◆ **Aim**
Filter the data below for the string "aiezmask" and copy each matching line.

◆ **Data to process**
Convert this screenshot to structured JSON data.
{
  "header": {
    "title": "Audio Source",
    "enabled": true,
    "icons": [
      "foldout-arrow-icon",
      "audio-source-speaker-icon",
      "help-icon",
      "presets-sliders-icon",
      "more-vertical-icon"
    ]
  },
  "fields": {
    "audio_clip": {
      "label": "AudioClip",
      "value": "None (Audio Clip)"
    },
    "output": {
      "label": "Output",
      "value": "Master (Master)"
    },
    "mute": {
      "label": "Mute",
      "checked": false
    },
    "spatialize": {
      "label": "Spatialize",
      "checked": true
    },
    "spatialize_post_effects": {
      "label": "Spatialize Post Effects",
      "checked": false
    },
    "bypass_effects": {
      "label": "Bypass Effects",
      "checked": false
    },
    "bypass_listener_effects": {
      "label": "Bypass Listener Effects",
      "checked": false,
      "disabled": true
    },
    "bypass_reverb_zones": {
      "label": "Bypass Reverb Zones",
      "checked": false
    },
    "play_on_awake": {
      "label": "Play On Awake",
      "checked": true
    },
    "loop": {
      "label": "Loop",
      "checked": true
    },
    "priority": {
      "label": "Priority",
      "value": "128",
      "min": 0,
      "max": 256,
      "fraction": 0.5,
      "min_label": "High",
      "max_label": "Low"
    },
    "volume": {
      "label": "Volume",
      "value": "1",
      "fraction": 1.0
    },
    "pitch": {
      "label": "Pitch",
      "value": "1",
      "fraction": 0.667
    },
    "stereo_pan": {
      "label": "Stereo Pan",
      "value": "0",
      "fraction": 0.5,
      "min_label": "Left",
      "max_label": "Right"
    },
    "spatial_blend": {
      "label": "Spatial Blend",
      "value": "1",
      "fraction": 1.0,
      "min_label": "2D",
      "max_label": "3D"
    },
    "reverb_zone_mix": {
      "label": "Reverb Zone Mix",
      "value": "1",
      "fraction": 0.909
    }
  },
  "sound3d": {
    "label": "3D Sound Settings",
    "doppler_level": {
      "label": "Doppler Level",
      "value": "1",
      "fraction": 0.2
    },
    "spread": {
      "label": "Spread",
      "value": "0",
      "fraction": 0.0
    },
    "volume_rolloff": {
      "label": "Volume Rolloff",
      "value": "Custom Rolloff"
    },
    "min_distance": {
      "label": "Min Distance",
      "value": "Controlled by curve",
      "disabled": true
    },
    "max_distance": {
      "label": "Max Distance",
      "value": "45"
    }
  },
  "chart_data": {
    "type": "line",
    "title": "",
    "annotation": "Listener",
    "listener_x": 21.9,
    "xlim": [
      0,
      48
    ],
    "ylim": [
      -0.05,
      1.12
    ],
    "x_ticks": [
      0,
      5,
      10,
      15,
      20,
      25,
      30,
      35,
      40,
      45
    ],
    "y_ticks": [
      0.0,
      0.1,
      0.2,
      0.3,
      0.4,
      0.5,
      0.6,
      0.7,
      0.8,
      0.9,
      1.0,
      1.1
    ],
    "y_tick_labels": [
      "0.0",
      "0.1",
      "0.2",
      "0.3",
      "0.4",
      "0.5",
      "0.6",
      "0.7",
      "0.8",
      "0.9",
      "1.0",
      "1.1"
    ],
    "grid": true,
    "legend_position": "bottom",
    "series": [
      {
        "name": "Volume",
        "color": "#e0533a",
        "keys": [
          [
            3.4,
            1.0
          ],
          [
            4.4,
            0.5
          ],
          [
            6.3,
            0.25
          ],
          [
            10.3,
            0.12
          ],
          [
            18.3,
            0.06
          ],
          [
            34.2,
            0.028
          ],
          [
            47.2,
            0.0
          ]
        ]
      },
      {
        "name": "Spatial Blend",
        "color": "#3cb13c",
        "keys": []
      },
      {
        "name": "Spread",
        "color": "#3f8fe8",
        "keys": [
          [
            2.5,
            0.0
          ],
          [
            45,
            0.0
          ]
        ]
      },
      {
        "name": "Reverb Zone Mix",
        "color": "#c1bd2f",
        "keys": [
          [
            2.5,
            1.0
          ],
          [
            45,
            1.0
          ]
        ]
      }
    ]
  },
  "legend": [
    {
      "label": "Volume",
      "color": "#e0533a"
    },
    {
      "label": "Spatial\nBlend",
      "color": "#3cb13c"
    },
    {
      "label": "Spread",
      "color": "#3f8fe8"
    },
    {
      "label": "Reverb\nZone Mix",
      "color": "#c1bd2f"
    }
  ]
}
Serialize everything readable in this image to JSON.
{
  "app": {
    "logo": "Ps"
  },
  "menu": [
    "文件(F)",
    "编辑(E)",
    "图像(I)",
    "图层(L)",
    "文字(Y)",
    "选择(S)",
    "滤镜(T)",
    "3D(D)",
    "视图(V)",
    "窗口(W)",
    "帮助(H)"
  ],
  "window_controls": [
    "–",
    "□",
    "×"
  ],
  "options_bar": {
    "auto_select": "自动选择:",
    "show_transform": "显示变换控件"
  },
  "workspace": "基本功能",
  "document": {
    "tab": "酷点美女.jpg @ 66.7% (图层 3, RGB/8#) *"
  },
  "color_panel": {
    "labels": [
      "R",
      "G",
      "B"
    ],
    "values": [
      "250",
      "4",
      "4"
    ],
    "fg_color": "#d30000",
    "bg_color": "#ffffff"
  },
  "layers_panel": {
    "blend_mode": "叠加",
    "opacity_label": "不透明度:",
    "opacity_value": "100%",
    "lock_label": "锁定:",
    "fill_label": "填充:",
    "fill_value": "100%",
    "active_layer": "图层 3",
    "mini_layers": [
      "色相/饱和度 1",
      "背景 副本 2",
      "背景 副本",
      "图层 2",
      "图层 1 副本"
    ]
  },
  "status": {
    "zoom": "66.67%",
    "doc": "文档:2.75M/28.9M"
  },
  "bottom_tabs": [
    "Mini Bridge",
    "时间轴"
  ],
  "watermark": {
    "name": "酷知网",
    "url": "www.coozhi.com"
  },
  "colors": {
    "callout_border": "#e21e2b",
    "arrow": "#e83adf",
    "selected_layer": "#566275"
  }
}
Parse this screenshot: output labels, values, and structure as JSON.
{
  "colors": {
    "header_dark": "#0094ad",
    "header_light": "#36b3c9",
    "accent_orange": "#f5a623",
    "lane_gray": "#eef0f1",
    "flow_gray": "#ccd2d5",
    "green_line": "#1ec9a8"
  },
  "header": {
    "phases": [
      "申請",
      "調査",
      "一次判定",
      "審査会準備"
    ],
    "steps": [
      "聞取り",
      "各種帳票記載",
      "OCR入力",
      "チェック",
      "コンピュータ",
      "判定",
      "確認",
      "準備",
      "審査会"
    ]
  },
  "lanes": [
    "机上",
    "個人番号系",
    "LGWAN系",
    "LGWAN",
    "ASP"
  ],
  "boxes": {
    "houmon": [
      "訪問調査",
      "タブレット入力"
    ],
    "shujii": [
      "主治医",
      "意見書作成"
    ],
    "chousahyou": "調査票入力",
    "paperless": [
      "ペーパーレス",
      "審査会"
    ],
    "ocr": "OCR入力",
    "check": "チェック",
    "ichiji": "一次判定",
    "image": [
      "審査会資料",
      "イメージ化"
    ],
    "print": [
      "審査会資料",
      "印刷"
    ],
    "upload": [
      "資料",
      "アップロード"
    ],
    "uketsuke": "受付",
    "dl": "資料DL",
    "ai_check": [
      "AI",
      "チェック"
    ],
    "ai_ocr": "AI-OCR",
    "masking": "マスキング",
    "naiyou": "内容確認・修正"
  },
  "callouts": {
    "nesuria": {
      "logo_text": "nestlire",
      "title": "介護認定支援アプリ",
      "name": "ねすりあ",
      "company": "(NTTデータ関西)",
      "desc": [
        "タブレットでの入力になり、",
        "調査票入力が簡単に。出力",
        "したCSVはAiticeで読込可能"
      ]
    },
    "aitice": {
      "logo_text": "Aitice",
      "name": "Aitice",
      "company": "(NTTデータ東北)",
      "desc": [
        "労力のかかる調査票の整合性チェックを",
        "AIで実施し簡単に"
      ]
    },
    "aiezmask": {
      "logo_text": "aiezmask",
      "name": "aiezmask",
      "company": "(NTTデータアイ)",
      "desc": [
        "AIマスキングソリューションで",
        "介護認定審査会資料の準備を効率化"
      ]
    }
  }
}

◆ **Task output**
    "aiezmask": {
      "logo_text": "aiezmask",
      "name": "aiezmask",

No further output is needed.